start
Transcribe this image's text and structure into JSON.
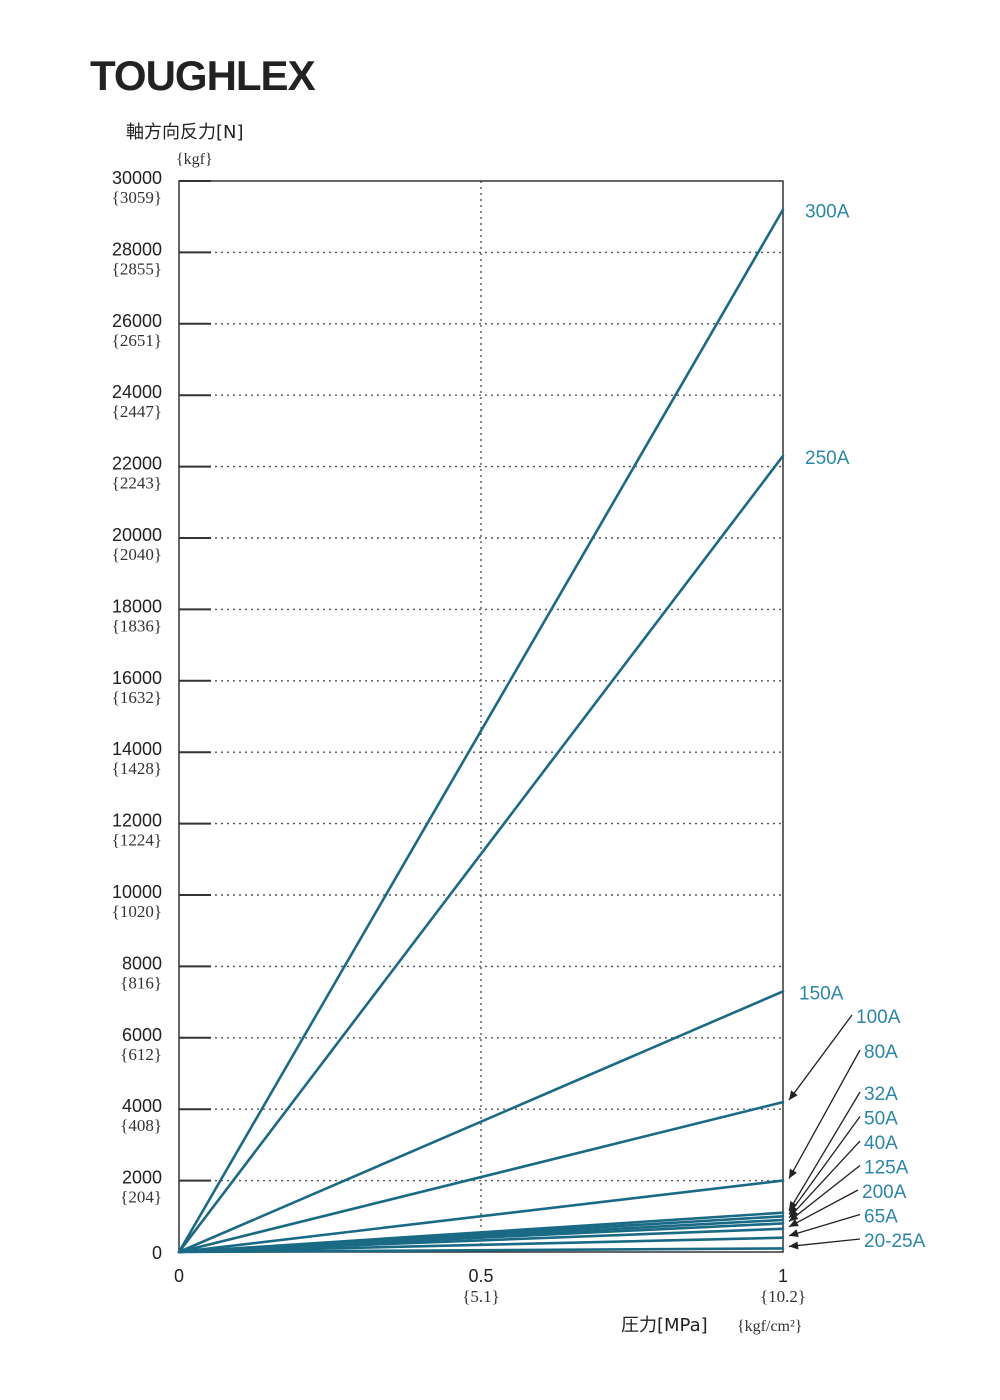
{
  "brand": "TOUGHLEX",
  "chart_data": {
    "type": "line",
    "title": "",
    "ylabel": "軸方向反力[N]",
    "ylabel_unit": "{kgf}",
    "xlabel": "圧力[MPa]",
    "xlabel_unit": "{kgf/cm²}",
    "xlim": [
      0,
      1
    ],
    "ylim": [
      0,
      30000
    ],
    "grid": "dotted",
    "line_color": "#1a6a85",
    "label_color": "#2b86a8",
    "x_ticks": [
      {
        "value": 0,
        "label": "0",
        "sub": ""
      },
      {
        "value": 0.5,
        "label": "0.5",
        "sub": "{5.1}"
      },
      {
        "value": 1,
        "label": "1",
        "sub": "{10.2}"
      }
    ],
    "y_ticks": [
      {
        "value": 30000,
        "label": "30000",
        "sub": "{3059}"
      },
      {
        "value": 28000,
        "label": "28000",
        "sub": "{2855}"
      },
      {
        "value": 26000,
        "label": "26000",
        "sub": "{2651}"
      },
      {
        "value": 24000,
        "label": "24000",
        "sub": "{2447}"
      },
      {
        "value": 22000,
        "label": "22000",
        "sub": "{2243}"
      },
      {
        "value": 20000,
        "label": "20000",
        "sub": "{2040}"
      },
      {
        "value": 18000,
        "label": "18000",
        "sub": "{1836}"
      },
      {
        "value": 16000,
        "label": "16000",
        "sub": "{1632}"
      },
      {
        "value": 14000,
        "label": "14000",
        "sub": "{1428}"
      },
      {
        "value": 12000,
        "label": "12000",
        "sub": "{1224}"
      },
      {
        "value": 10000,
        "label": "10000",
        "sub": "{1020}"
      },
      {
        "value": 8000,
        "label": "8000",
        "sub": "{816}"
      },
      {
        "value": 6000,
        "label": "6000",
        "sub": "{612}"
      },
      {
        "value": 4000,
        "label": "4000",
        "sub": "{408}"
      },
      {
        "value": 2000,
        "label": "2000",
        "sub": "{204}"
      },
      {
        "value": 0,
        "label": "0",
        "sub": ""
      }
    ],
    "series": [
      {
        "name": "300A",
        "x": [
          0,
          1
        ],
        "y": [
          0,
          29200
        ]
      },
      {
        "name": "250A",
        "x": [
          0,
          1
        ],
        "y": [
          0,
          22300
        ]
      },
      {
        "name": "150A",
        "x": [
          0,
          1
        ],
        "y": [
          0,
          7300
        ]
      },
      {
        "name": "100A",
        "x": [
          0,
          1
        ],
        "y": [
          0,
          4200
        ]
      },
      {
        "name": "80A",
        "x": [
          0,
          1
        ],
        "y": [
          0,
          2000
        ]
      },
      {
        "name": "32A",
        "x": [
          0,
          1
        ],
        "y": [
          0,
          1100
        ]
      },
      {
        "name": "50A",
        "x": [
          0,
          1
        ],
        "y": [
          0,
          1000
        ]
      },
      {
        "name": "40A",
        "x": [
          0,
          1
        ],
        "y": [
          0,
          900
        ]
      },
      {
        "name": "125A",
        "x": [
          0,
          1
        ],
        "y": [
          0,
          800
        ]
      },
      {
        "name": "200A",
        "x": [
          0,
          1
        ],
        "y": [
          0,
          650
        ]
      },
      {
        "name": "65A",
        "x": [
          0,
          1
        ],
        "y": [
          0,
          400
        ]
      },
      {
        "name": "20-25A",
        "x": [
          0,
          1
        ],
        "y": [
          0,
          100
        ]
      }
    ]
  }
}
end
## Request
Your answer should be one number: the count of lines in the data above that include the word "name".

## The response
12